GIVEN PROBLEM A: From the records, reproduce verbatim the lines running from the line with "y2-tick-label: 27,000: [353, 311, 390, 325]" up to and including the line with "legend-label: Employees: [258, 397, 318, 411]".

GAZA CHRONOLOGY June 19 – Dec. 27, 2008
Written by Anis
19th June:
Ceasefire agreement between Israel and the Hamas government comes into force for six months. Israel insisted on a verbal agreement. It stated: cessation of all military hostilities on both sides, opening of Gaza's borders after 72 hours for 30% more trade, unrestricted trade after ten days. Egypt supports the extension of the agreement to the West Bank. (source: International Crisis Group: Ending the War in Gaza. Middle East Briefing No. 26, 5.1.2009, p. 3)
19th June
Israeli warships fire four rockets at Palestinian fishermen in Palestinian waters. On the same day aircraft circling over Gaza City break the sound barrier near the ground and trigger a panic among the people. In the area of Khan Yunis Israeli patrols shoot over the border fence at farmers who work on their fields on the other side of the border. (source: Ma'an, 26.06.2008). This scenario is repeated almost daily.
24th June:
Two young officials of Jihad are murdered in their homes in Nablus by units of the IDF (Israeli Defence Force). On the same day al-Quds Brigades fire three rockets at Sderot in retaliation. (source: Ma'an 24.06.2008) The Israeli side uses the action of Jihad as an excuse to close the border crossings again.
26th June:
The al-Aqsa Brigades fire a rocket on Sderot after many Fatah members have been arrested in raids by the Israeli army. With this the al-Aqsa Brigades want to force the extension of the ceasefire to the West Bank. The spokesman of the Hamas government in Gaza warns the al-Aqsa Brigades that their actions would prevent the lifting of the blockade and favour instead the narrower interests of a organisational and political nature.
29th June:
A delegation of farmers complain to Hamas' Ministry of Agriculture that because of the Israeli bombardment they can no longer cultivate their fields along the border fence.
4th August:
During a meeting of the Israeli labour party the Minister of Defence, Ehud Barak, threatens a ground invasion into the Gaza strip, despite Hamas' adherence to the ceasefire.
8th August:
The director of the secret service Shin Bet, Yuval Diskin, thinks that a ceasefire would reduce the pressure on Hamas to release Shalit. He calls on the army to prepare for a major military offensive. (source: Ma'an 8.8.2008) These statements reinforce the impression among Palestinians that as far as the Israeli military leadership is concerned the purpose of the ceasefire is to gain time in order to prepare an offensive.
29th September:
The Israeli navy sinks a fishing boat (source: http://www.btselem.org/english/testimonies/20080910_israeli_navy_boat_charges_into_a_fishing_boat_witness_al_hasi.asp), after fishing boats were shot at and rammed several times.

MATERIAL FOR THIS TASK:

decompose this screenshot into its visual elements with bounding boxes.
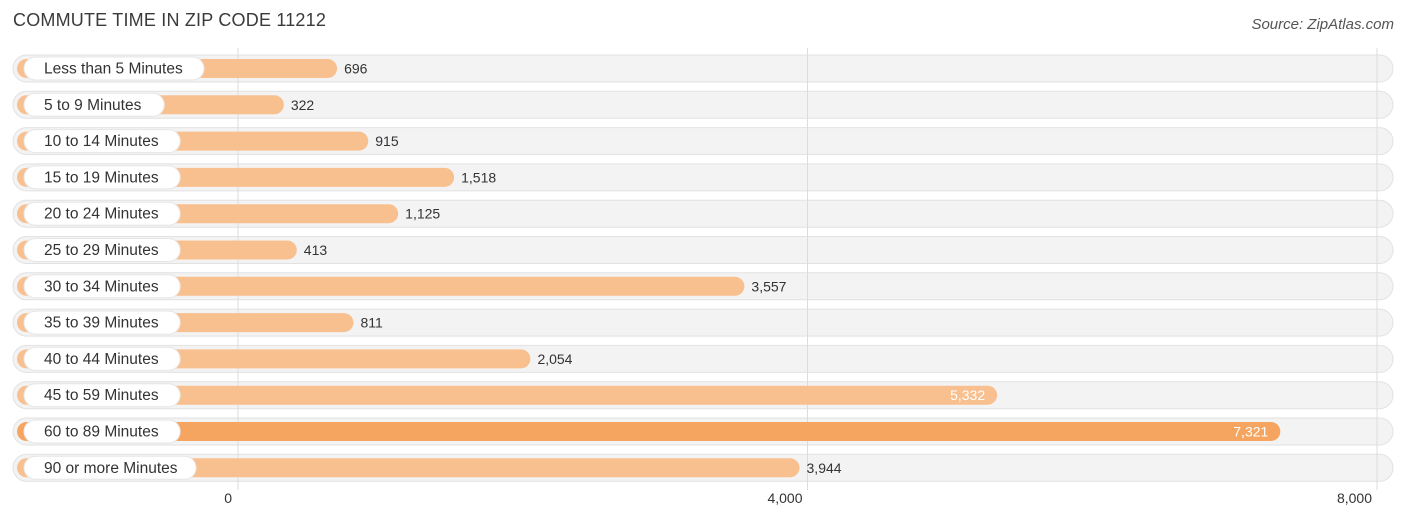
category-label-pill xyxy=(23,274,181,299)
value-label: 1,125 xyxy=(405,206,440,222)
category-label-pill xyxy=(23,419,181,444)
value-label: 1,518 xyxy=(461,169,496,185)
value-label: 322 xyxy=(291,97,315,113)
row-track xyxy=(12,308,1394,337)
x-tick-label: 4,000 xyxy=(767,490,802,506)
category-label-pill xyxy=(23,383,181,408)
category-label: Less than 5 Minutes xyxy=(44,61,183,78)
category-label: 30 to 34 Minutes xyxy=(44,278,159,295)
category-label: 20 to 24 Minutes xyxy=(44,206,159,223)
category-label-pill xyxy=(23,56,205,81)
value-label: 3,557 xyxy=(751,278,786,294)
value-label: 811 xyxy=(360,315,383,331)
x-tick-label: 0 xyxy=(224,490,232,506)
category-label: 25 to 29 Minutes xyxy=(44,242,159,259)
category-label-pill xyxy=(23,310,181,335)
value-label: 915 xyxy=(375,133,399,149)
category-label-pill xyxy=(23,92,165,117)
row-track xyxy=(12,54,1394,83)
bar xyxy=(17,458,800,478)
category-label-pill xyxy=(23,238,181,262)
category-label-pill xyxy=(23,455,197,480)
bar xyxy=(17,385,998,405)
category-label: 60 to 89 Minutes xyxy=(44,424,159,441)
value-label: 696 xyxy=(344,61,368,77)
value-label: 7,321 xyxy=(1233,424,1268,440)
chart-title: COMMUTE TIME IN ZIP CODE 11212 xyxy=(13,10,327,30)
category-label-pill xyxy=(23,201,181,226)
bar xyxy=(17,276,745,296)
value-label: 3,944 xyxy=(807,460,842,476)
bar xyxy=(17,422,1281,441)
x-tick-label: 8,000 xyxy=(1337,490,1372,506)
category-label: 90 or more Minutes xyxy=(44,460,178,477)
category-label-pill xyxy=(23,165,181,190)
category-label: 10 to 14 Minutes xyxy=(44,133,159,150)
category-label: 45 to 59 Minutes xyxy=(44,387,159,404)
value-label: 413 xyxy=(304,242,328,258)
row-track xyxy=(12,90,1394,119)
category-label-pill xyxy=(23,129,181,154)
chart-source: Source: ZipAtlas.com xyxy=(1251,16,1394,33)
category-label: 15 to 19 Minutes xyxy=(44,169,159,186)
value-label: 5,332 xyxy=(950,387,985,403)
category-label: 35 to 39 Minutes xyxy=(44,315,159,332)
category-label: 40 to 44 Minutes xyxy=(44,351,159,368)
category-label-pill xyxy=(23,346,181,371)
row-track xyxy=(12,236,1394,264)
value-label: 2,054 xyxy=(537,351,572,367)
category-label: 5 to 9 Minutes xyxy=(44,97,142,114)
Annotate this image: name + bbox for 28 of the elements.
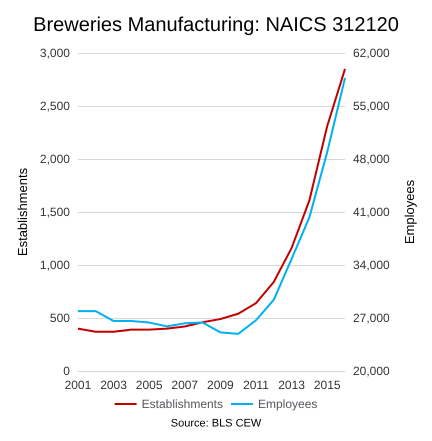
y2-tick-label: 27,000: [353, 311, 390, 325]
y-tick-label: 2,500: [40, 99, 70, 113]
y-tick-label: 0: [63, 364, 70, 378]
y-tick-label: 3,000: [40, 46, 70, 60]
source-note: Source: BLS CEW: [170, 418, 262, 430]
y2-axis-title: Employees: [402, 179, 417, 244]
chart-title: Breweries Manufacturing: NAICS 312120: [33, 14, 399, 36]
y-tick-label: 500: [50, 311, 70, 325]
x-tick-label: 2009: [207, 378, 234, 392]
x-tick-label: 2007: [171, 378, 198, 392]
legend-label: Establishments: [142, 397, 224, 411]
y2-tick-label: 48,000: [353, 152, 390, 166]
y2-tick-label: 62,000: [353, 46, 390, 60]
legend-label: Employees: [258, 397, 318, 411]
y-tick-label: 2,000: [40, 152, 70, 166]
y2-tick-label: 34,000: [353, 258, 390, 272]
y-tick-label: 1,000: [40, 258, 70, 272]
x-tick-label: 2011: [243, 378, 270, 392]
x-tick-label: 2015: [314, 378, 341, 392]
x-tick-label: 2005: [136, 378, 163, 392]
y2-tick-label: 41,000: [353, 205, 390, 219]
y2-tick-label: 55,000: [353, 99, 390, 113]
y-tick-label: 1,500: [40, 205, 70, 219]
x-tick-label: 2003: [100, 378, 128, 392]
y2-tick-label: 20,000: [353, 364, 390, 378]
x-tick-label: 2013: [278, 378, 306, 392]
x-tick-label: 2001: [64, 378, 92, 392]
y-axis-title: Establishments: [15, 167, 30, 256]
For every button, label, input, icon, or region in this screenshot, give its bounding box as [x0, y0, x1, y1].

GIVEN PROBLEM B:
Answer the following from the Gaza chronology:
(i) According to the ceasefire terms, by what percentage was trade to increase once Gaza's borders opened after 72 hours?
(ii) How many rockets did the al-Quds Brigades fire at Sderot on 24th June?
(iii) Who is named as director of the secret service Shin Bet?

FULL RESPONSE A:
y2-tick-label: 27,000: [353, 311, 390, 325]
y-tick-label: 2,500: [40, 99, 70, 113]
y-tick-label: 0: [63, 364, 70, 378]
y-tick-label: 3,000: [40, 46, 70, 60]
source-note: Source: BLS CEW: [170, 418, 262, 430]
y2-axis-title: Employees: [402, 179, 417, 244]
chart-title: Breweries Manufacturing: NAICS 312120: [33, 14, 399, 36]
y-tick-label: 500: [50, 311, 70, 325]
x-tick-label: 2009: [207, 378, 234, 392]
x-tick-label: 2007: [171, 378, 198, 392]
legend-label: Establishments: [142, 397, 224, 411]
y2-tick-label: 48,000: [353, 152, 390, 166]
y2-tick-label: 62,000: [353, 46, 390, 60]
legend-label: Employees: [258, 397, 318, 411]

FULL RESPONSE B:
(i) 30%
(ii) Three
(iii) Yuval Diskin